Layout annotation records
○ ○ ○ ○

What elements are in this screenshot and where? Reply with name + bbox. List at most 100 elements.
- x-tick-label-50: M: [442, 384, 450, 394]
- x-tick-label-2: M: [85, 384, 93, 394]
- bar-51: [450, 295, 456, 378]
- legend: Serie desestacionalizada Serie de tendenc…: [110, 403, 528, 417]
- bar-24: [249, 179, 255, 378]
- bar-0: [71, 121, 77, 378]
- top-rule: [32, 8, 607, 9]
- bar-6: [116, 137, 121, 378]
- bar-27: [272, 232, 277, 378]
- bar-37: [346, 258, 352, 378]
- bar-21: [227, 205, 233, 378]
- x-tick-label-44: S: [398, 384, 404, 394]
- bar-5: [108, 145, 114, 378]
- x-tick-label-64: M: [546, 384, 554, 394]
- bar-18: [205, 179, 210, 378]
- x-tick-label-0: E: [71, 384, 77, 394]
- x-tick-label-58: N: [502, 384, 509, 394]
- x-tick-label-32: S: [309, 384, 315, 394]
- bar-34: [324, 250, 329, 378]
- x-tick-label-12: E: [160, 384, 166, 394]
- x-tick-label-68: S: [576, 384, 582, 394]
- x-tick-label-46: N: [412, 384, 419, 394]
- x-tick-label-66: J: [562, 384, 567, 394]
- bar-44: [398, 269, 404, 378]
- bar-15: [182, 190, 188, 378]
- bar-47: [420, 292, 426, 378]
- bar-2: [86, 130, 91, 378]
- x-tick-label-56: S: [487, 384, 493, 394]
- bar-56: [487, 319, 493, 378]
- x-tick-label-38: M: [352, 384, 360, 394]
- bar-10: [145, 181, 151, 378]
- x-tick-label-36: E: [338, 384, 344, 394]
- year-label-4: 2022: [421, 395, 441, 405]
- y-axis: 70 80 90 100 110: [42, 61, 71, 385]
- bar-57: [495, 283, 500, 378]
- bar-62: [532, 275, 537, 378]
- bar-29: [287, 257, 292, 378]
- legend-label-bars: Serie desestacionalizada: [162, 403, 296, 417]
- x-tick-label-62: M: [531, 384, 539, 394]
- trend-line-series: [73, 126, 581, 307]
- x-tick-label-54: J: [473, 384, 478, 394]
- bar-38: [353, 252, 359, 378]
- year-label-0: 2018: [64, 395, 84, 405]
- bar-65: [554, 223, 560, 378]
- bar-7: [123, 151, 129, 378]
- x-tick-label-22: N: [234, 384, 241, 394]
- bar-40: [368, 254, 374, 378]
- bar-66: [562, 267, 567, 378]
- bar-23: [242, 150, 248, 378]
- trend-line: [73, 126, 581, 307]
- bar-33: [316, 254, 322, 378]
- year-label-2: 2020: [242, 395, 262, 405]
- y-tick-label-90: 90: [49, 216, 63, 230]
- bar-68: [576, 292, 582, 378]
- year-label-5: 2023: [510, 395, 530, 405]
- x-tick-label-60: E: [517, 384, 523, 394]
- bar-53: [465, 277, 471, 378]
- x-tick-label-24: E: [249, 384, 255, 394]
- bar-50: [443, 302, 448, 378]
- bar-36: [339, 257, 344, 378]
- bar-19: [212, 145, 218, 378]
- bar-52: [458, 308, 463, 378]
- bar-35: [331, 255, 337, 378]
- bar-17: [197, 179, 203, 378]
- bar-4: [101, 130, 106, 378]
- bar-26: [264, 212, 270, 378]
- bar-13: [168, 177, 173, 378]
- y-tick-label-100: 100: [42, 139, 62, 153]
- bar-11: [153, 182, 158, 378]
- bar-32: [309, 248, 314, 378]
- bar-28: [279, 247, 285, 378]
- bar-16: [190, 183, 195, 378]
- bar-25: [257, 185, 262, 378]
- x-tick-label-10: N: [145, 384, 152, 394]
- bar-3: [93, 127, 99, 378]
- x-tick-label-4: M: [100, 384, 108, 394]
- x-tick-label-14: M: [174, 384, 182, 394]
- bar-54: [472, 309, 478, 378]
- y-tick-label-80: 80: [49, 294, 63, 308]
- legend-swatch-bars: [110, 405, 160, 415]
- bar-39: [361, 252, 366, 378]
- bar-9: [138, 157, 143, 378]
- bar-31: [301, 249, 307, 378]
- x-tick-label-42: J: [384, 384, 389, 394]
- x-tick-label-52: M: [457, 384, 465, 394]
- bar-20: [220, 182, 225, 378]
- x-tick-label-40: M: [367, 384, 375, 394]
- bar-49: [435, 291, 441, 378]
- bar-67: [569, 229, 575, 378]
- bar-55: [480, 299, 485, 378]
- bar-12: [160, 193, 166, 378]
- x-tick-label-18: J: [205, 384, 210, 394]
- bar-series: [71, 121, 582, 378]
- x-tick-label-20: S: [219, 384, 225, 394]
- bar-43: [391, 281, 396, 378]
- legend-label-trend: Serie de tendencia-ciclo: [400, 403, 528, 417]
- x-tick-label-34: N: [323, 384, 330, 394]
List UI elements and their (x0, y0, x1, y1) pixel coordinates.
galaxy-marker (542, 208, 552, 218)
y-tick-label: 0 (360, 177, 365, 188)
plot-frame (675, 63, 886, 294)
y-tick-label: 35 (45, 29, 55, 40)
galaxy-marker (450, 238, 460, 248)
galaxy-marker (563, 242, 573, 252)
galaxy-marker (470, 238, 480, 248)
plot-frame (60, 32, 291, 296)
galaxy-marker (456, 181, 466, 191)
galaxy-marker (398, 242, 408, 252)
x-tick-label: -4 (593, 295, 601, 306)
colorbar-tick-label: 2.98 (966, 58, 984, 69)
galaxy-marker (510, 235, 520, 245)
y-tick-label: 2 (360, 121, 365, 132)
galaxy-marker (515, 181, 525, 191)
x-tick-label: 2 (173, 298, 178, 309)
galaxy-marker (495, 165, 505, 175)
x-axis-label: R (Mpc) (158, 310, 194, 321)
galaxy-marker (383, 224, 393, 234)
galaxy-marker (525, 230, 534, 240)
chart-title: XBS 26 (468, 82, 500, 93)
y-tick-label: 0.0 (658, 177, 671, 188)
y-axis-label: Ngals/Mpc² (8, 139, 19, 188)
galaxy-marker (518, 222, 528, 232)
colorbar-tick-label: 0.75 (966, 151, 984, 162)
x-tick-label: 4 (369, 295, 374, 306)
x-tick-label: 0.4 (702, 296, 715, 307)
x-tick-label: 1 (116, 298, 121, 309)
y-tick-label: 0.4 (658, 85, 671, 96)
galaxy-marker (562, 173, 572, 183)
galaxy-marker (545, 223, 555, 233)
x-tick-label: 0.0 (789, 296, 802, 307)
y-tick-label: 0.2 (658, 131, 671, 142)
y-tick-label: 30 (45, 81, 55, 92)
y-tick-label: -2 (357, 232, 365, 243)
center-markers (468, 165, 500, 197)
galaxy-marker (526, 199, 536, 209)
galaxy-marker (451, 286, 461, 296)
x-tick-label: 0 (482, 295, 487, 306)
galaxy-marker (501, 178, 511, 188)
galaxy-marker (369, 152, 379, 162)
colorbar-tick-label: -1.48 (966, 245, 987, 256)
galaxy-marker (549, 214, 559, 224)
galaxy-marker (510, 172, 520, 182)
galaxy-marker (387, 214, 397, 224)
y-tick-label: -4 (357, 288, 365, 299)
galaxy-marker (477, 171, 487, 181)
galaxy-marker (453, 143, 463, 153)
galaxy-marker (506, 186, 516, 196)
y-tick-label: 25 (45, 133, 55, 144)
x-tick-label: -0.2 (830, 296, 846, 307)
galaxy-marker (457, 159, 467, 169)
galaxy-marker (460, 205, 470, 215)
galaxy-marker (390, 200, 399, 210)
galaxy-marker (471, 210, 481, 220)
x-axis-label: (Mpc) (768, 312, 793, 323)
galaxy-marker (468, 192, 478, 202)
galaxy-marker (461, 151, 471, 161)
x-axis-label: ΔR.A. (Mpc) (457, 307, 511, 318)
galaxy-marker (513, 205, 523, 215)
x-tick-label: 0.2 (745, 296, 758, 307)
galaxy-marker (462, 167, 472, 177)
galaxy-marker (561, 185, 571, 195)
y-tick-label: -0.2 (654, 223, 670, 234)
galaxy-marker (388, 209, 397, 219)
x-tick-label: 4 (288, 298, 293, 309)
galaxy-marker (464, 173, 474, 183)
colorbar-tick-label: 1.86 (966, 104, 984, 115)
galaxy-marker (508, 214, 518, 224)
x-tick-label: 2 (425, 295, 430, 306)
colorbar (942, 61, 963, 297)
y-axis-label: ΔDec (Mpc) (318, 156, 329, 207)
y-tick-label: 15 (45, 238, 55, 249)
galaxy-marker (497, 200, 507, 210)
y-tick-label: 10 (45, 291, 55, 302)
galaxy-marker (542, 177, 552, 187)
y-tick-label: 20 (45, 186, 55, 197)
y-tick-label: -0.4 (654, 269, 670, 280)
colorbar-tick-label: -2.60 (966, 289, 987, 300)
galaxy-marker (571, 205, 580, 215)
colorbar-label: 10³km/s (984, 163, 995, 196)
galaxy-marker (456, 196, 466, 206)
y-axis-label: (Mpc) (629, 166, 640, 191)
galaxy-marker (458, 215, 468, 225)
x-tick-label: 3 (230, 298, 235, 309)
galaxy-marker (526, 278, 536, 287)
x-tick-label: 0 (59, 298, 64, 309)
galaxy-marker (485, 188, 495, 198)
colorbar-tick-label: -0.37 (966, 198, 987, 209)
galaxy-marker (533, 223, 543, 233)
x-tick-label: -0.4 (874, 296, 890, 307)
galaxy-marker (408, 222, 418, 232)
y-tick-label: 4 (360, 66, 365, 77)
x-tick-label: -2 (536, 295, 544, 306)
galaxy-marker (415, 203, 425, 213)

○ ○ ○ ○

■ **Set exercise**: Reproduce the lines above word for word, from the first one through the line that contains "- bar-29: [287, 257, 292, 378]", including that line.

■ **Response for this exercise**:
What elements are in this screenshot and where? Reply with name + bbox. List at most 100 elements.
- x-tick-label-50: M: [442, 384, 450, 394]
- x-tick-label-2: M: [85, 384, 93, 394]
- bar-51: [450, 295, 456, 378]
- legend: Serie desestacionalizada Serie de tendenc…: [110, 403, 528, 417]
- bar-24: [249, 179, 255, 378]
- bar-0: [71, 121, 77, 378]
- top-rule: [32, 8, 607, 9]
- bar-6: [116, 137, 121, 378]
- bar-27: [272, 232, 277, 378]
- bar-37: [346, 258, 352, 378]
- bar-21: [227, 205, 233, 378]
- x-tick-label-44: S: [398, 384, 404, 394]
- bar-5: [108, 145, 114, 378]
- x-tick-label-64: M: [546, 384, 554, 394]
- bar-18: [205, 179, 210, 378]
- x-tick-label-0: E: [71, 384, 77, 394]
- x-tick-label-58: N: [502, 384, 509, 394]
- x-tick-label-32: S: [309, 384, 315, 394]
- bar-34: [324, 250, 329, 378]
- x-tick-label-12: E: [160, 384, 166, 394]
- x-tick-label-68: S: [576, 384, 582, 394]
- x-tick-label-46: N: [412, 384, 419, 394]
- x-tick-label-66: J: [562, 384, 567, 394]
- bar-44: [398, 269, 404, 378]
- bar-15: [182, 190, 188, 378]
- bar-47: [420, 292, 426, 378]
- bar-2: [86, 130, 91, 378]
- x-tick-label-56: S: [487, 384, 493, 394]
- bar-56: [487, 319, 493, 378]
- x-tick-label-38: M: [352, 384, 360, 394]
- bar-10: [145, 181, 151, 378]
- x-tick-label-36: E: [338, 384, 344, 394]
- year-label-4: 2022: [421, 395, 441, 405]
- y-axis: 70 80 90 100 110: [42, 61, 71, 385]
- bar-57: [495, 283, 500, 378]
- bar-62: [532, 275, 537, 378]
- bar-29: [287, 257, 292, 378]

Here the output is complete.